**Your objective:** Omit any picture, and return the remaining data exactly as written.

[Saved entries]
++++++

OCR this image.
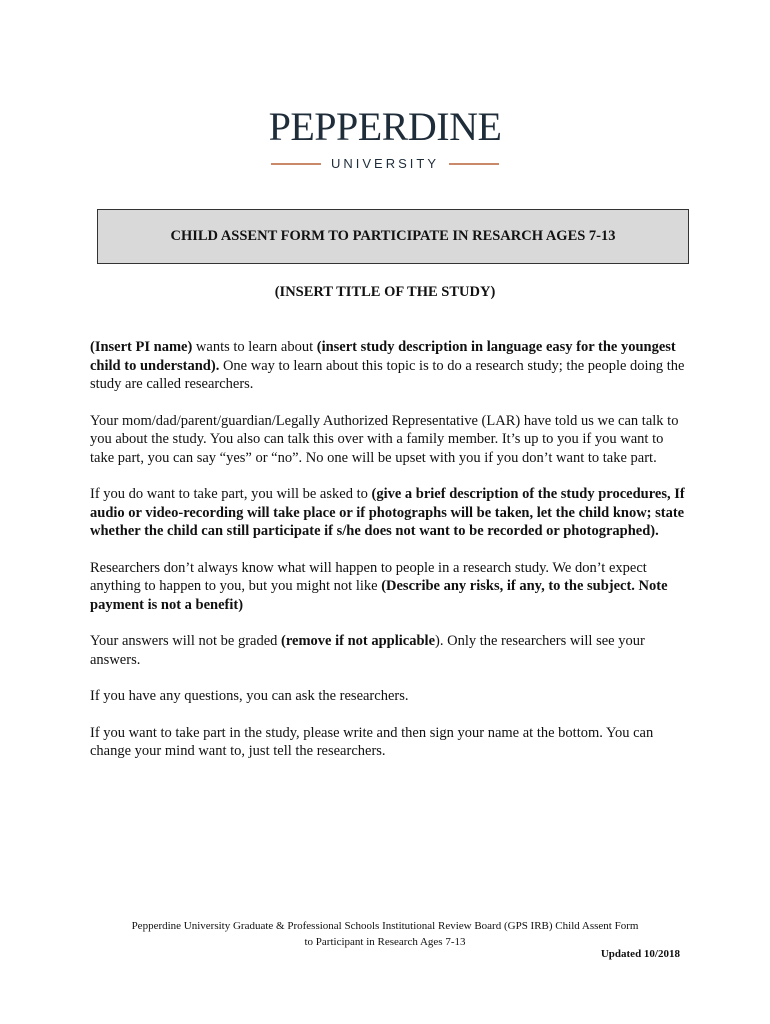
PEPPERDINE
UNIVERSITY
CHILD ASSENT FORM TO PARTICIPATE IN RESARCH AGES 7-13
(INSERT TITLE OF THE STUDY)

(Insert PI name) wants to learn about (insert study description in language easy for the youngest child to understand). One way to learn about this topic is to do a research study; the people doing the study are called researchers.

Your mom/dad/parent/guardian/Legally Authorized Representative (LAR) have told us we can talk to you about the study. You also can talk this over with a family member. It’s up to you if you want to take part, you can say “yes” or “no”. No one will be upset with you if you don’t want to take part.

If you do want to take part, you will be asked to (give a brief description of the study procedures, If audio or video-recording will take place or if photographs will be taken, let the child know; state whether the child can still participate if s/he does not want to be recorded or photographed).

Researchers don’t always know what will happen to people in a research study. We don’t expect anything to happen to you, but you might not like (Describe any risks, if any, to the subject. Note payment is not a benefit)

Your answers will not be graded (remove if not applicable). Only the researchers will see your answers.

If you have any questions, you can ask the researchers.

If you want to take part in the study, please write and then sign your name at the bottom. You can change your mind want to, just tell the researchers.

Pepperdine University Graduate & Professional Schools Institutional Review Board (GPS IRB) Child Assent Form
to Participant in Research Ages 7-13
Updated 10/2018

++++++

**Output for this task:**
OCR this image.
PEPPERDINE
UNIVERSITY
CHILD ASSENT FORM TO PARTICIPATE IN RESARCH AGES 7-13
(INSERT TITLE OF THE STUDY)

(Insert PI name) wants to learn about (insert study description in language easy for the youngest child to understand). One way to learn about this topic is to do a research study; the people doing the study are called researchers.

Your mom/dad/parent/guardian/Legally Authorized Representative (LAR) have told us we can talk to you about the study. You also can talk this over with a family member. It’s up to you if you want to take part, you can say “yes” or “no”. No one will be upset with you if you don’t want to take part.

If you do want to take part, you will be asked to (give a brief description of the study procedures, If audio or video-recording will take place or if photographs will be taken, let the child know; state whether the child can still participate if s/he does not want to be recorded or photographed).

Researchers don’t always know what will happen to people in a research study. We don’t expect anything to happen to you, but you might not like (Describe any risks, if any, to the subject. Note payment is not a benefit)

Your answers will not be graded (remove if not applicable). Only the researchers will see your answers.

If you have any questions, you can ask the researchers.

If you want to take part in the study, please write and then sign your name at the bottom. You can change your mind want to, just tell the researchers.

Pepperdine University Graduate & Professional Schools Institutional Review Board (GPS IRB) Child Assent Form
to Participant in Research Ages 7-13
Updated 10/2018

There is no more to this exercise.